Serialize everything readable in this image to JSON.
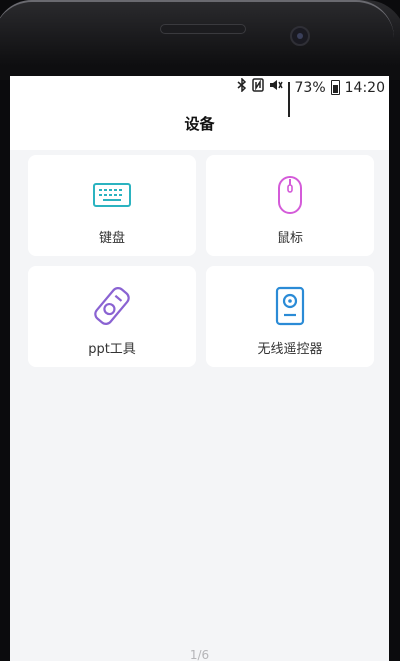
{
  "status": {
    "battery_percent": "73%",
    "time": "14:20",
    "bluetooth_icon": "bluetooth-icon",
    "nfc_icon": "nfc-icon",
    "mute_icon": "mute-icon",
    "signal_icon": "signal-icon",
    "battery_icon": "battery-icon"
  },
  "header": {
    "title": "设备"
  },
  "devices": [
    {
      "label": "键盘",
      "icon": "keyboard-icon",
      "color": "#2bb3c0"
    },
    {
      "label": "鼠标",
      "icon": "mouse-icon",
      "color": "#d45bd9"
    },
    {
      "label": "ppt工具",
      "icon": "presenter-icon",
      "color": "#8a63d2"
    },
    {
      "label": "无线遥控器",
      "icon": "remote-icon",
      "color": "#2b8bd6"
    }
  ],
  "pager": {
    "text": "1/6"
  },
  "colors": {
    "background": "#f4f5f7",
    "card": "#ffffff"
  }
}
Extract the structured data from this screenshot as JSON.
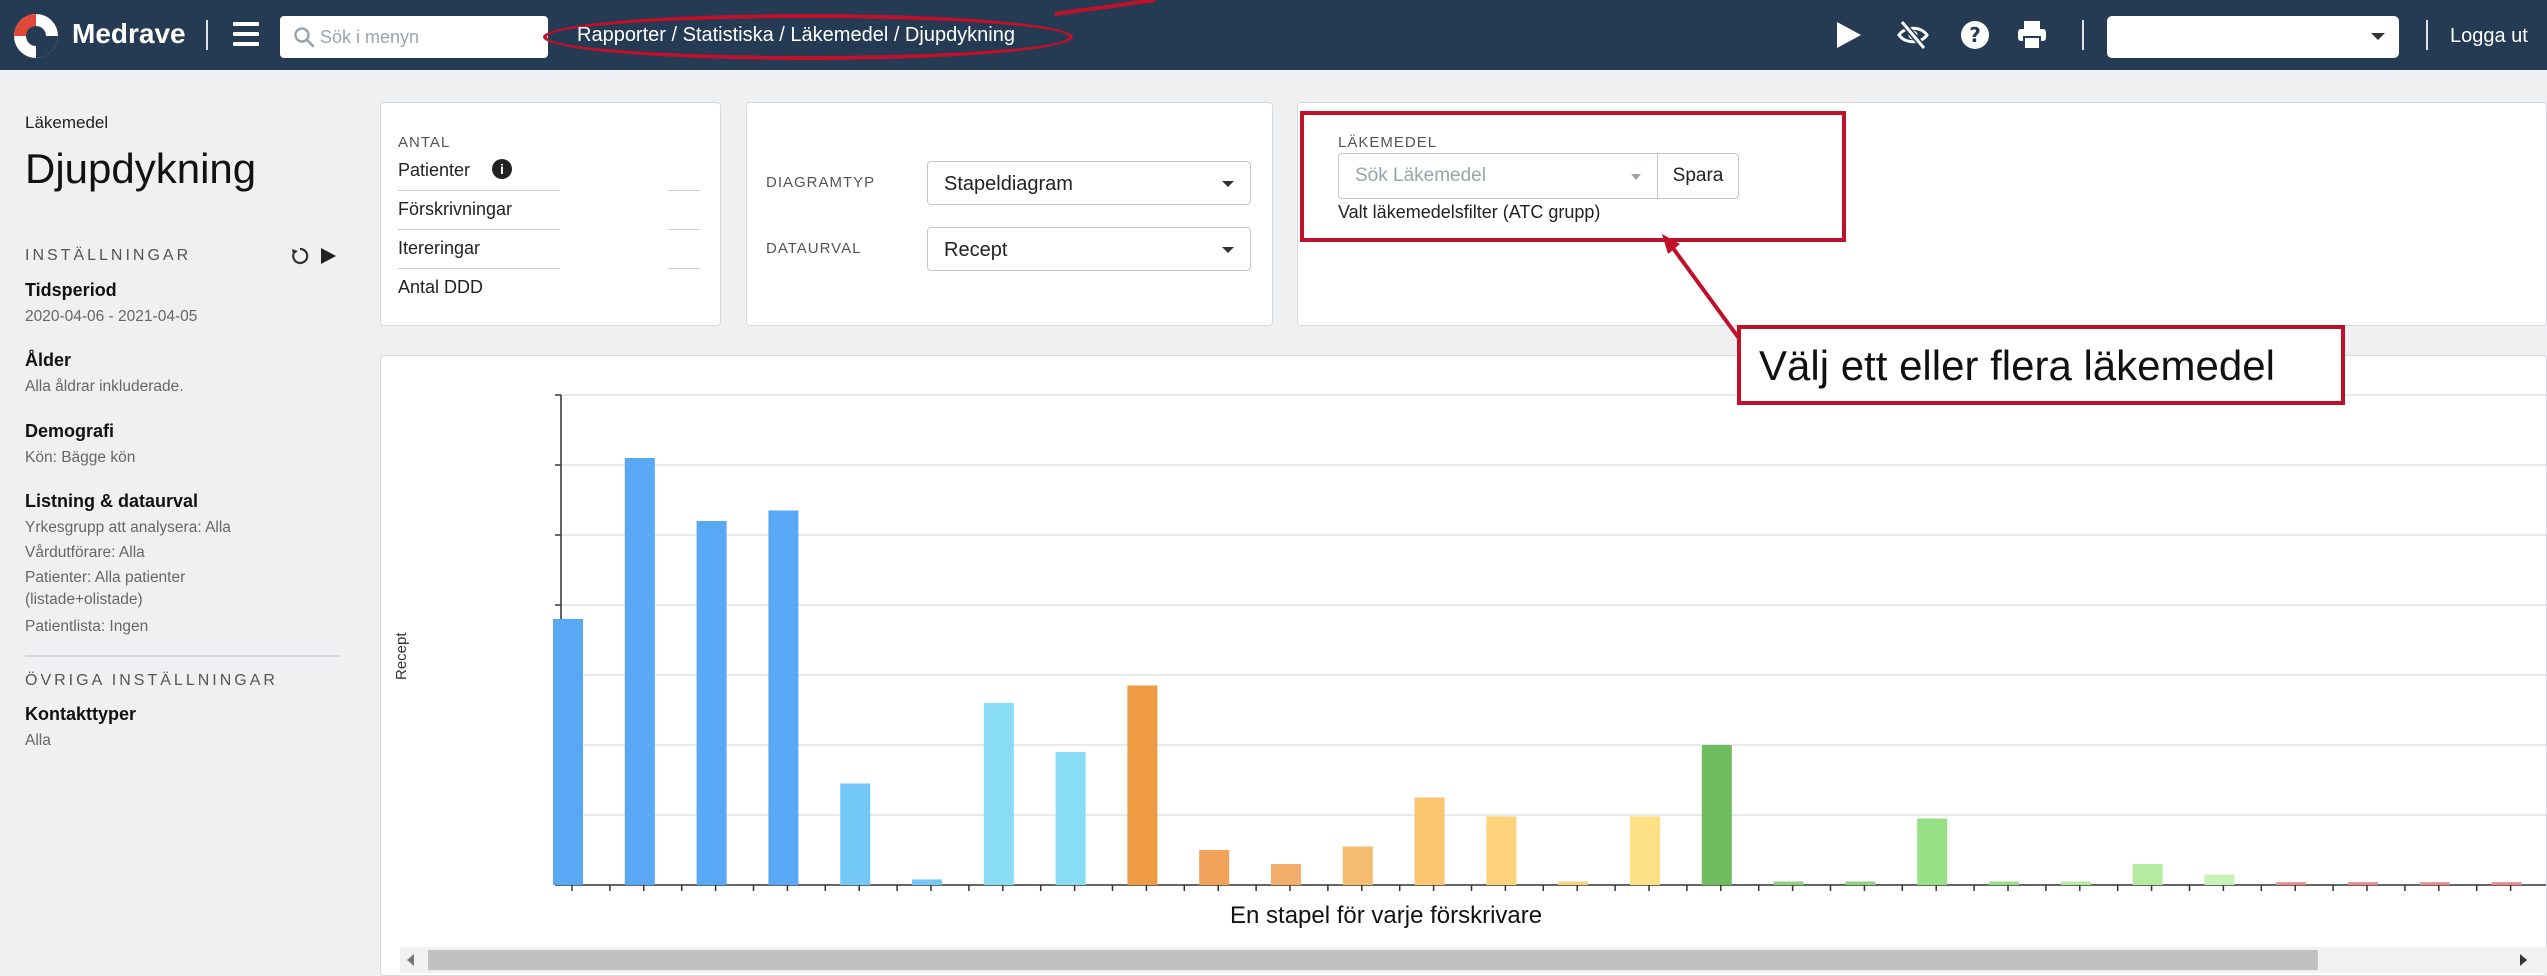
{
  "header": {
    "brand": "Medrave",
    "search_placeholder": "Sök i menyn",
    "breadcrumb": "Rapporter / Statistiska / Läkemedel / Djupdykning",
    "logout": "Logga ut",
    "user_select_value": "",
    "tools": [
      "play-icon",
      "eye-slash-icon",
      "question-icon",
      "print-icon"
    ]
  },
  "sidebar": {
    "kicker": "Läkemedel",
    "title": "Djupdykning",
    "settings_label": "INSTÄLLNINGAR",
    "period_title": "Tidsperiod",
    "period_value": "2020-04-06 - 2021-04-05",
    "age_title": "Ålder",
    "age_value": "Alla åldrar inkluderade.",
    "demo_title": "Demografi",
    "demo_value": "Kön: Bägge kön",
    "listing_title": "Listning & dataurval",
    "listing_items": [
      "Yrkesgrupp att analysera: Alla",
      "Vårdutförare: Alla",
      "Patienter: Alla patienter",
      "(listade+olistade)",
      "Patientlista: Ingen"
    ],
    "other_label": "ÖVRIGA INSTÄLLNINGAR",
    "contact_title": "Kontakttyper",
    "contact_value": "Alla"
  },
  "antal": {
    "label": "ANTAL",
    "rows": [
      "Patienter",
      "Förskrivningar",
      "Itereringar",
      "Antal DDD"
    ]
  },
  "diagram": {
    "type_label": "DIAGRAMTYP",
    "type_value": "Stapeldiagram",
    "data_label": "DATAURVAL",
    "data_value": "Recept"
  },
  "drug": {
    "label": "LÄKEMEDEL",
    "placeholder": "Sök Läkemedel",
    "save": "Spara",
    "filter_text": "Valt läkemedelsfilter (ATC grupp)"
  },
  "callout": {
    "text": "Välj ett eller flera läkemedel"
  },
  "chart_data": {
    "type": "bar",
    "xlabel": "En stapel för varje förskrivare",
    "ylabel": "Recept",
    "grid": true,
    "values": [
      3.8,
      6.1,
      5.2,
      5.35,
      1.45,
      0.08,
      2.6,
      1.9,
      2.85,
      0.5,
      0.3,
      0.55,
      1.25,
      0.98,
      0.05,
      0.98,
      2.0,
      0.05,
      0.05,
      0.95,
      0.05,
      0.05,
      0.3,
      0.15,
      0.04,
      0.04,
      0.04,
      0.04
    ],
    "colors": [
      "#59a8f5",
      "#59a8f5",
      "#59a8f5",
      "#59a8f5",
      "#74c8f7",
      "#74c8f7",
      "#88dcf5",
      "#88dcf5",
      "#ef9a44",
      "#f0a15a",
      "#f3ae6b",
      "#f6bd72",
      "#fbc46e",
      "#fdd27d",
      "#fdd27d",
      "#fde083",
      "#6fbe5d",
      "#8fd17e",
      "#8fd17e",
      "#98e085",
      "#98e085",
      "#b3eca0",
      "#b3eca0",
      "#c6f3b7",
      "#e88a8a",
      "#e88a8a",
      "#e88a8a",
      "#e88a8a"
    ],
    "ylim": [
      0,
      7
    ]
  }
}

* Given request
Show the lines where the word "Patienter" appears in the entries.

* Written answer
      "Patienter: Alla patienter",
      "Patienter",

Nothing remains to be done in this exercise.